* Begin MATERIAL FOR THE TASK *
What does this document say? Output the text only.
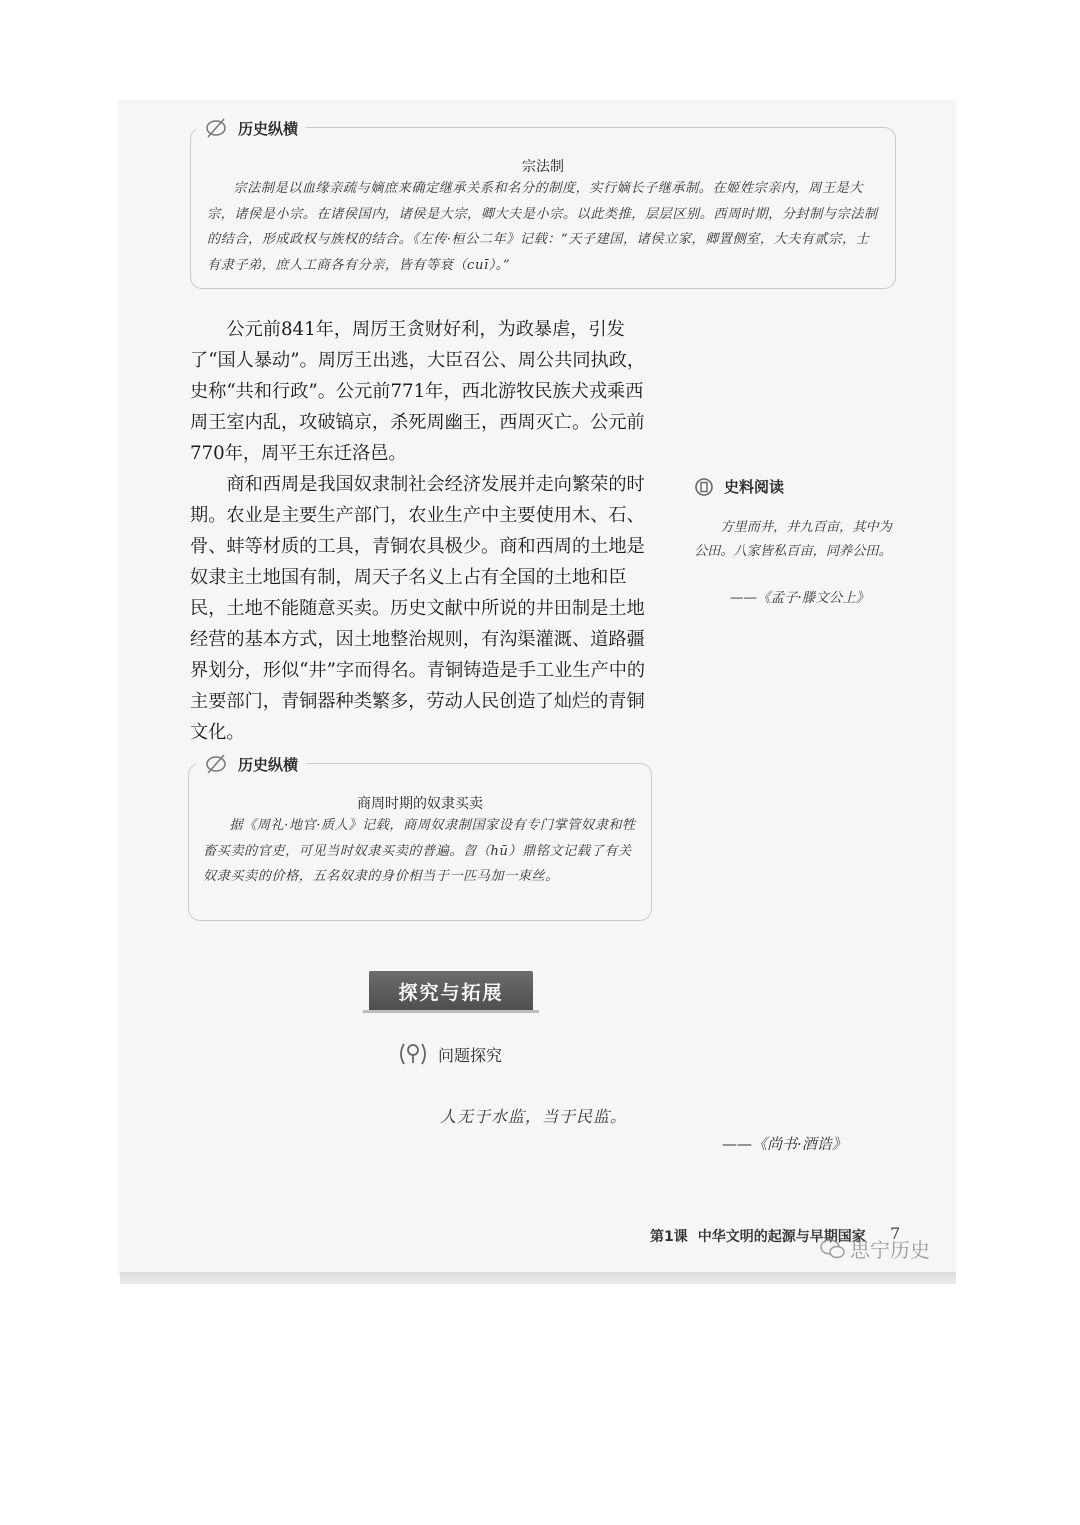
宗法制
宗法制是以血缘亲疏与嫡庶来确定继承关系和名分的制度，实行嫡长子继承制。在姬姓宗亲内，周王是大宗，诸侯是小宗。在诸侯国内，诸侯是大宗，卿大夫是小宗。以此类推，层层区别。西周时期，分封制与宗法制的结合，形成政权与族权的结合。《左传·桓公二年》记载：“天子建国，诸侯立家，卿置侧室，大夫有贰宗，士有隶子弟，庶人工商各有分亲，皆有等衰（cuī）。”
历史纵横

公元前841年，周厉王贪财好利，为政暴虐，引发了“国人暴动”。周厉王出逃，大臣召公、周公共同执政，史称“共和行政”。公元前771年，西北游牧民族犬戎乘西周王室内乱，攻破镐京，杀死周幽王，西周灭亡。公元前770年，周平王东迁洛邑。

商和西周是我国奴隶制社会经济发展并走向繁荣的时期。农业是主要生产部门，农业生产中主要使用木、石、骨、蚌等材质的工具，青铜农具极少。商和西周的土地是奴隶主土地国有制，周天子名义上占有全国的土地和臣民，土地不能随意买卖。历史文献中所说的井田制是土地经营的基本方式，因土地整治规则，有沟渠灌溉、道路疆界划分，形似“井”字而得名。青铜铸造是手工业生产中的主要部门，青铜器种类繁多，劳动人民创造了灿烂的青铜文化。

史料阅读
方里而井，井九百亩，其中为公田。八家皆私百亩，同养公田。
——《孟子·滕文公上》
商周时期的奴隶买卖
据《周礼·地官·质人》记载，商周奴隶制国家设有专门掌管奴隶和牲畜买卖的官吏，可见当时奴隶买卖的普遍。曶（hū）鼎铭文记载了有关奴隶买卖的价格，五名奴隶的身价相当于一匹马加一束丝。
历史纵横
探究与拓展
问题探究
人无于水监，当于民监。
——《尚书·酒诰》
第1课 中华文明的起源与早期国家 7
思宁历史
* End MATERIAL FOR THE TASK *
TASK STATEMENT:
All of the material above needs to be restated exactly, with no pictures.

OUTPUT FOR THIS EXERCISE:
What does this document say? Output the text only.
宗法制
宗法制是以血缘亲疏与嫡庶来确定继承关系和名分的制度，实行嫡长子继承制。在姬姓宗亲内，周王是大宗，诸侯是小宗。在诸侯国内，诸侯是大宗，卿大夫是小宗。以此类推，层层区别。西周时期，分封制与宗法制的结合，形成政权与族权的结合。《左传·桓公二年》记载：“天子建国，诸侯立家，卿置侧室，大夫有贰宗，士有隶子弟，庶人工商各有分亲，皆有等衰（cuī）。”
历史纵横

公元前841年，周厉王贪财好利，为政暴虐，引发了“国人暴动”。周厉王出逃，大臣召公、周公共同执政，史称“共和行政”。公元前771年，西北游牧民族犬戎乘西周王室内乱，攻破镐京，杀死周幽王，西周灭亡。公元前770年，周平王东迁洛邑。

商和西周是我国奴隶制社会经济发展并走向繁荣的时期。农业是主要生产部门，农业生产中主要使用木、石、骨、蚌等材质的工具，青铜农具极少。商和西周的土地是奴隶主土地国有制，周天子名义上占有全国的土地和臣民，土地不能随意买卖。历史文献中所说的井田制是土地经营的基本方式，因土地整治规则，有沟渠灌溉、道路疆界划分，形似“井”字而得名。青铜铸造是手工业生产中的主要部门，青铜器种类繁多，劳动人民创造了灿烂的青铜文化。

史料阅读
方里而井，井九百亩，其中为公田。八家皆私百亩，同养公田。
——《孟子·滕文公上》
商周时期的奴隶买卖
据《周礼·地官·质人》记载，商周奴隶制国家设有专门掌管奴隶和牲畜买卖的官吏，可见当时奴隶买卖的普遍。曶（hū）鼎铭文记载了有关奴隶买卖的价格，五名奴隶的身价相当于一匹马加一束丝。
历史纵横
探究与拓展
问题探究
人无于水监，当于民监。
——《尚书·酒诰》
第1课 中华文明的起源与早期国家 7
思宁历史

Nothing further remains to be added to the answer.